• **SHORT TASK**: Isolate every line in the data with the string "black" and copy it.

• **RECORD EXTRACTS**:
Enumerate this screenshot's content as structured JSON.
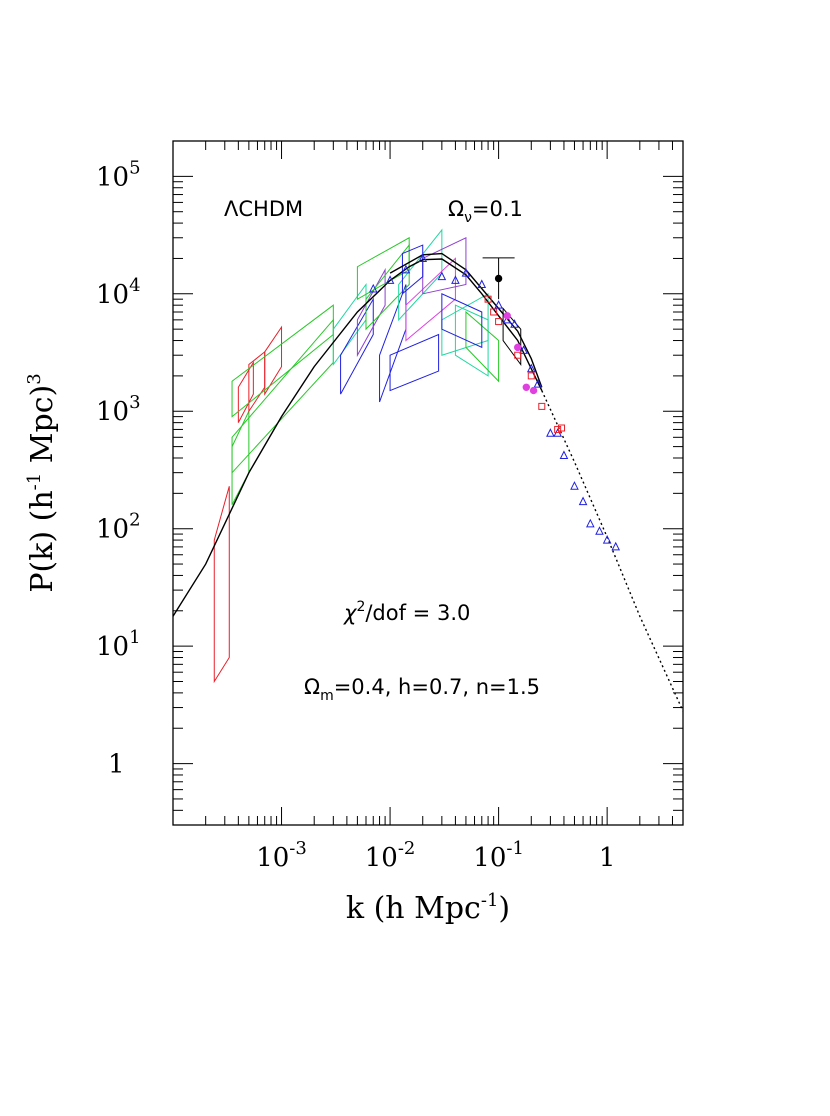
{
  "chart_data": {
    "type": "scatter",
    "scale": "log-log",
    "xlabel": "k (h Mpc",
    "xlabel_sup": "-1",
    "xlabel_end": ")",
    "ylabel": "P(k) (h",
    "ylabel_sup": "-1",
    "ylabel_mid": " Mpc)",
    "ylabel_sup2": "3",
    "xlim": [
      0.0001,
      5.0
    ],
    "ylim": [
      0.3,
      200000
    ],
    "x_ticks": [
      {
        "base": "10",
        "exp": "-3",
        "value": 0.001
      },
      {
        "base": "10",
        "exp": "-2",
        "value": 0.01
      },
      {
        "base": "10",
        "exp": "-1",
        "value": 0.1
      },
      {
        "base": "1",
        "exp": "",
        "value": 1
      }
    ],
    "y_ticks": [
      {
        "base": "10",
        "exp": "5",
        "value": 100000
      },
      {
        "base": "10",
        "exp": "4",
        "value": 10000
      },
      {
        "base": "10",
        "exp": "3",
        "value": 1000
      },
      {
        "base": "10",
        "exp": "2",
        "value": 100
      },
      {
        "base": "10",
        "exp": "1",
        "value": 10
      },
      {
        "base": "1",
        "exp": "",
        "value": 1
      }
    ],
    "annotations": {
      "model": "ΛCHDM",
      "omega_nu_symbol": "Ω",
      "omega_nu_sub": "ν",
      "omega_nu_value": "=0.1",
      "chi_symbol": "χ",
      "chi_sup": "2",
      "chi_text": "/dof = 3.0",
      "params_symbol": "Ω",
      "params_sub": "m",
      "params_text": "=0.4, h=0.7, n=1.5"
    },
    "colors": {
      "red": "#e8202a",
      "green": "#28c828",
      "cyan_green": "#20d8a0",
      "blue": "#2020e0",
      "magenta": "#e040e0",
      "purple": "#9040d0",
      "orange": "#f09030",
      "black": "#000000"
    },
    "series": [
      {
        "name": "model curve (solid)",
        "style": "solid",
        "color": "#000000",
        "x": [
          0.0001,
          0.0002,
          0.0005,
          0.001,
          0.002,
          0.005,
          0.01,
          0.015,
          0.02,
          0.03,
          0.05,
          0.07,
          0.1,
          0.15,
          0.2,
          0.25
        ],
        "y": [
          18,
          50,
          300,
          900,
          2400,
          7000,
          13000,
          17000,
          19500,
          19800,
          14500,
          10000,
          6500,
          4000,
          2300,
          1500
        ]
      },
      {
        "name": "model curve (dotted extrapolation)",
        "style": "dotted",
        "color": "#000000",
        "x": [
          0.25,
          0.5,
          1.0,
          2.0,
          5.0
        ],
        "y": [
          1500,
          370,
          85,
          18,
          2.8
        ]
      },
      {
        "name": "upper model envelope",
        "style": "solid",
        "color": "#000000",
        "x": [
          0.01,
          0.02,
          0.03,
          0.05,
          0.1,
          0.15,
          0.2,
          0.25
        ],
        "y": [
          15000,
          21500,
          22000,
          16000,
          7500,
          4800,
          2800,
          1600
        ]
      },
      {
        "name": "small-scale points (triangles)",
        "style": "marker",
        "marker": "triangle",
        "color": "#2020e0",
        "x": [
          0.3,
          0.35,
          0.4,
          0.5,
          0.6,
          0.7,
          0.85,
          1.0,
          1.2
        ],
        "y": [
          650,
          650,
          420,
          230,
          170,
          110,
          95,
          80,
          70
        ]
      },
      {
        "name": "intermediate points (triangles)",
        "style": "marker",
        "marker": "triangle",
        "color": "#2020e0",
        "x": [
          0.007,
          0.01,
          0.014,
          0.02,
          0.03,
          0.04,
          0.05,
          0.07,
          0.1,
          0.12,
          0.14,
          0.17,
          0.2,
          0.23
        ],
        "y": [
          11000,
          13000,
          16000,
          20000,
          14000,
          13000,
          15000,
          12000,
          8000,
          6000,
          5500,
          3300,
          2300,
          1700
        ]
      },
      {
        "name": "squares",
        "style": "marker",
        "marker": "square",
        "color": "#e8202a",
        "x": [
          0.08,
          0.09,
          0.1,
          0.15,
          0.2,
          0.25,
          0.35,
          0.38
        ],
        "y": [
          9000,
          7000,
          5800,
          3000,
          2000,
          1100,
          700,
          720
        ]
      },
      {
        "name": "filled points",
        "style": "marker",
        "marker": "circle",
        "color": "#e040e0",
        "x": [
          0.12,
          0.15,
          0.18,
          0.21
        ],
        "y": [
          6500,
          3500,
          1600,
          1500
        ]
      },
      {
        "name": "black filled point",
        "style": "marker",
        "marker": "circle",
        "color": "#000000",
        "x": [
          0.1
        ],
        "y": [
          13500
        ]
      }
    ]
  }
}
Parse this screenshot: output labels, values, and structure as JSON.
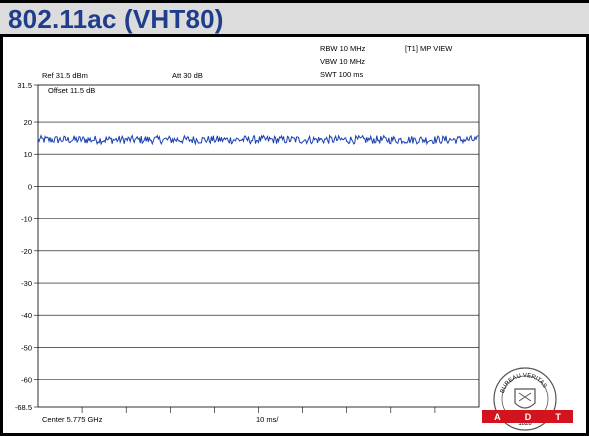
{
  "title": "802.11ac (VHT80)",
  "header": {
    "rbw": "RBW 10 MHz",
    "vbw": "VBW 10 MHz",
    "swt": "SWT 100 ms",
    "mode": "[T1] MP VIEW",
    "ref": "Ref 31.5 dBm",
    "att": "Att  30 dB",
    "offset": "Offset 11.5 dB"
  },
  "footer": {
    "center": "Center 5.775 GHz",
    "span": "10 ms/"
  },
  "logo": {
    "text_top": "BUREAU VERITAS",
    "year": "1828",
    "brand_letters": [
      "A",
      "D",
      "T"
    ],
    "brand_color": "#d2141e"
  },
  "chart_data": {
    "type": "line",
    "xlabel": "",
    "ylabel": "",
    "ylim": [
      -68.5,
      31.5
    ],
    "yticks": [
      31.5,
      20,
      10,
      0,
      -10,
      -20,
      -30,
      -40,
      -50,
      -60,
      -68.5
    ],
    "ytick_labels": [
      "31.5",
      "20",
      "10",
      "0",
      "-10",
      "-20",
      "-30",
      "-40",
      "-50",
      "-60",
      "-68.5"
    ],
    "x_divisions": 10,
    "grid": "horizontal",
    "series": [
      {
        "mean": 14.5,
        "noise_amplitude": 1.3,
        "points": 440,
        "color": "#1a3fb0"
      }
    ]
  }
}
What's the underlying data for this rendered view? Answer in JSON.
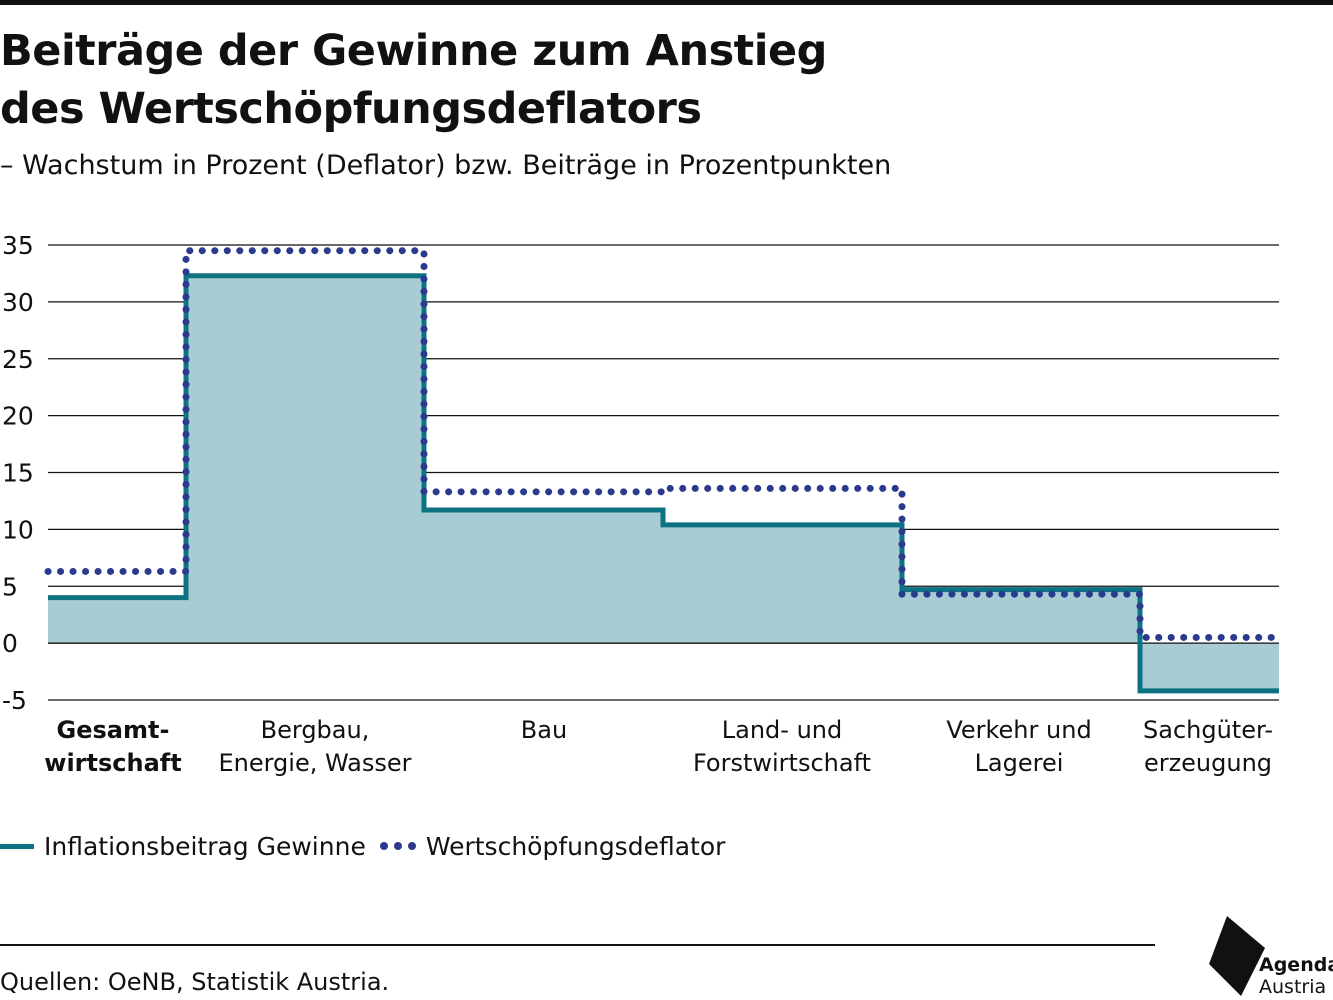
{
  "title": {
    "line1": "Beiträge der Gewinne zum Anstieg",
    "line2": "des Wertschöpfungsdeflators"
  },
  "subtitle": "– Wachstum in Prozent (Deflator) bzw. Beiträge in Prozentpunkten",
  "colors": {
    "profit_line": "#0d7382",
    "profit_fill": "#a8ccd4",
    "deflator": "#2b3a8c",
    "grid": "#111111"
  },
  "chart_data": {
    "type": "line",
    "step": true,
    "y_ticks": [
      "35",
      "30",
      "25",
      "20",
      "15",
      "10",
      "5",
      "0",
      "-5"
    ],
    "ylim": [
      -5,
      35
    ],
    "grid": true,
    "categories": [
      {
        "lines": [
          "Gesamt-",
          "wirtschaft"
        ],
        "bold": true
      },
      {
        "lines": [
          "Bergbau,",
          "Energie, Wasser"
        ],
        "bold": false
      },
      {
        "lines": [
          "Bau"
        ],
        "bold": false
      },
      {
        "lines": [
          "Land- und",
          "Forstwirtschaft"
        ],
        "bold": false
      },
      {
        "lines": [
          "Verkehr und",
          "Lagerei"
        ],
        "bold": false
      },
      {
        "lines": [
          "Sachgüter-",
          "erzeugung"
        ],
        "bold": false
      }
    ],
    "series": [
      {
        "name": "Inflationsbeitrag Gewinne",
        "style": "solid-area",
        "values": [
          4.0,
          32.3,
          11.7,
          10.4,
          4.7,
          -4.2
        ]
      },
      {
        "name": "Wertschöpfungsdeflator",
        "style": "dotted",
        "values": [
          6.3,
          34.5,
          13.3,
          13.6,
          4.3,
          0.5
        ]
      }
    ],
    "legend_position": "bottom-left"
  },
  "source": "Quellen: OeNB, Statistik Austria.",
  "logo": {
    "line1": "Agenda",
    "line2": "Austria"
  }
}
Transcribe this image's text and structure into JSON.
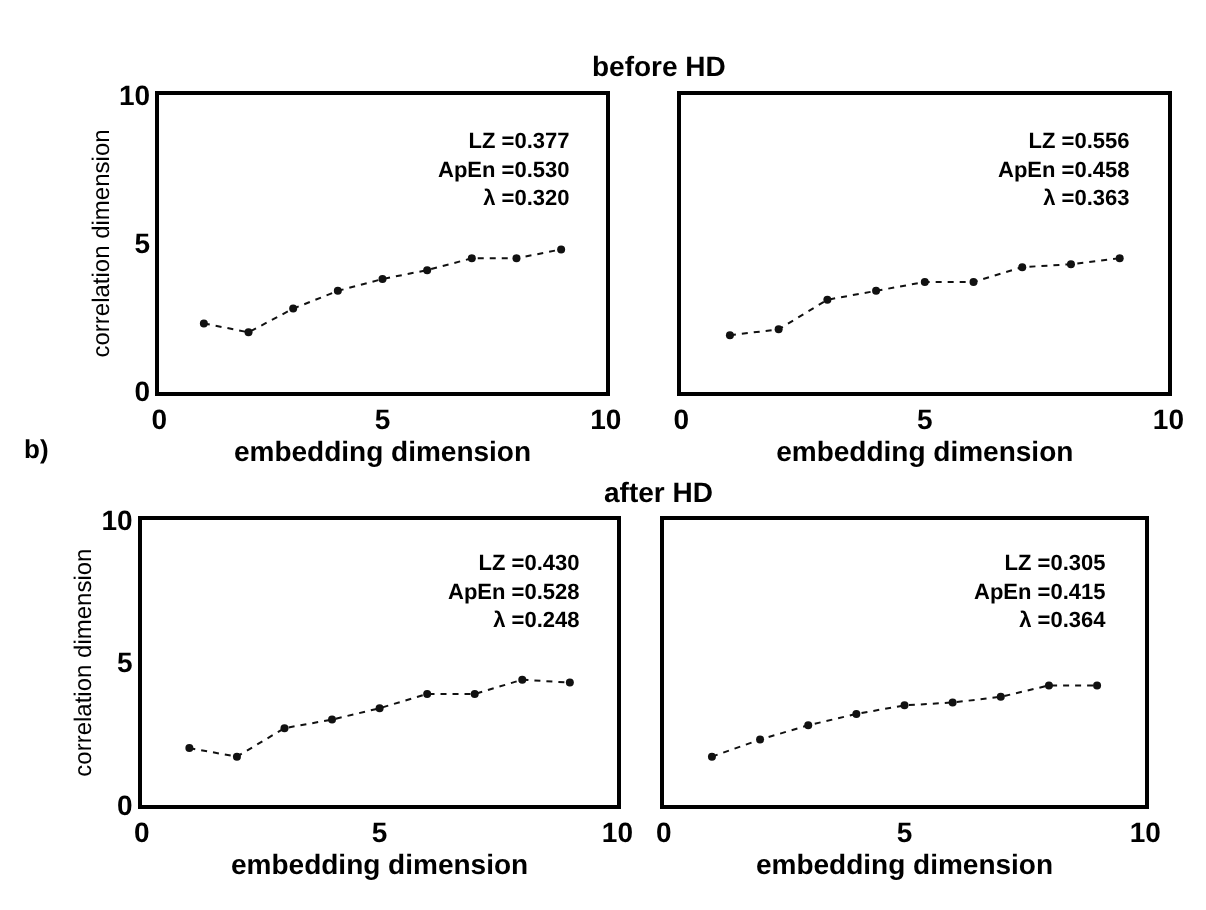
{
  "chart_data": [
    {
      "type": "line",
      "title": "before HD",
      "ylabel": "correlation dimension",
      "xlabel": "embedding dimension",
      "x": [
        1,
        2,
        3,
        4,
        5,
        6,
        7,
        8,
        9
      ],
      "values": [
        2.3,
        2.0,
        2.8,
        3.4,
        3.8,
        4.1,
        4.5,
        4.5,
        4.8
      ],
      "color": "#111111",
      "marker": "circle",
      "line_style": "dotted",
      "xlim": [
        0,
        10
      ],
      "xticks": [
        0,
        5,
        10
      ],
      "ylim": [
        0,
        10
      ],
      "yticks": [
        0,
        5,
        10
      ],
      "annotations": [
        "LZ =0.377\nApEn =0.530\nλ =0.320"
      ]
    },
    {
      "type": "line",
      "xlabel": "embedding dimension",
      "x": [
        1,
        2,
        3,
        4,
        5,
        6,
        7,
        8,
        9
      ],
      "values": [
        1.9,
        2.1,
        3.1,
        3.4,
        3.7,
        3.7,
        4.2,
        4.3,
        4.5
      ],
      "color": "#111111",
      "marker": "circle",
      "line_style": "dotted",
      "xlim": [
        0,
        10
      ],
      "xticks": [
        0,
        5,
        10
      ],
      "ylim": [
        0,
        10
      ],
      "yticks": [
        0,
        5,
        10
      ],
      "tick_labels": "x",
      "annotations": [
        "LZ =0.556\nApEn =0.458\nλ =0.363"
      ]
    },
    {
      "type": "line",
      "title": "after HD",
      "ylabel": "correlation dimension",
      "xlabel": "embedding dimension",
      "x": [
        1,
        2,
        3,
        4,
        5,
        6,
        7,
        8,
        9
      ],
      "values": [
        2.0,
        1.7,
        2.7,
        3.0,
        3.4,
        3.9,
        3.9,
        4.4,
        4.3
      ],
      "color": "#111111",
      "marker": "circle",
      "line_style": "dotted",
      "xlim": [
        0,
        10
      ],
      "xticks": [
        0,
        5,
        10
      ],
      "ylim": [
        0,
        10
      ],
      "yticks": [
        0,
        5,
        10
      ],
      "annotations": [
        "b)",
        "LZ =0.430\nApEn =0.528\nλ =0.248"
      ]
    },
    {
      "type": "line",
      "xlabel": "embedding dimension",
      "x": [
        1,
        2,
        3,
        4,
        5,
        6,
        7,
        8,
        9
      ],
      "values": [
        1.7,
        2.3,
        2.8,
        3.2,
        3.5,
        3.6,
        3.8,
        4.2,
        4.2
      ],
      "color": "#111111",
      "marker": "circle",
      "line_style": "dotted",
      "xlim": [
        0,
        10
      ],
      "xticks": [
        0,
        5,
        10
      ],
      "ylim": [
        0,
        10
      ],
      "yticks": [
        0,
        5,
        10
      ],
      "tick_labels": "x",
      "annotations": [
        "LZ =0.305\nApEn =0.415\nλ =0.364"
      ]
    }
  ]
}
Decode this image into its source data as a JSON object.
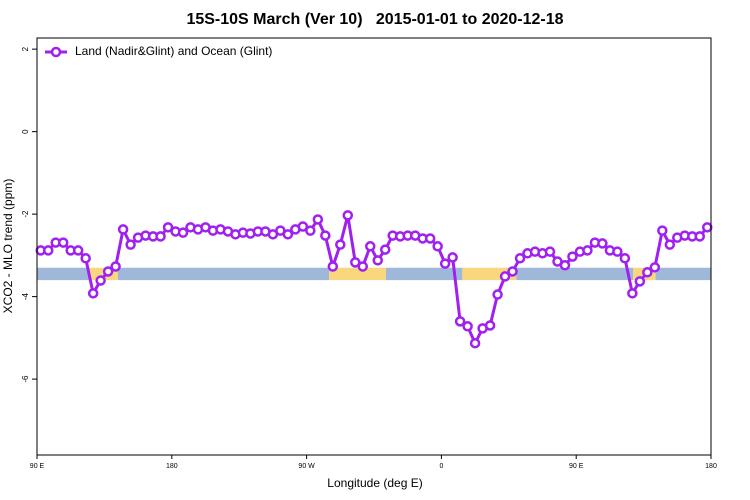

• **THE OUTPUT**:
      "black": "#000000"
        "name": "black filled point",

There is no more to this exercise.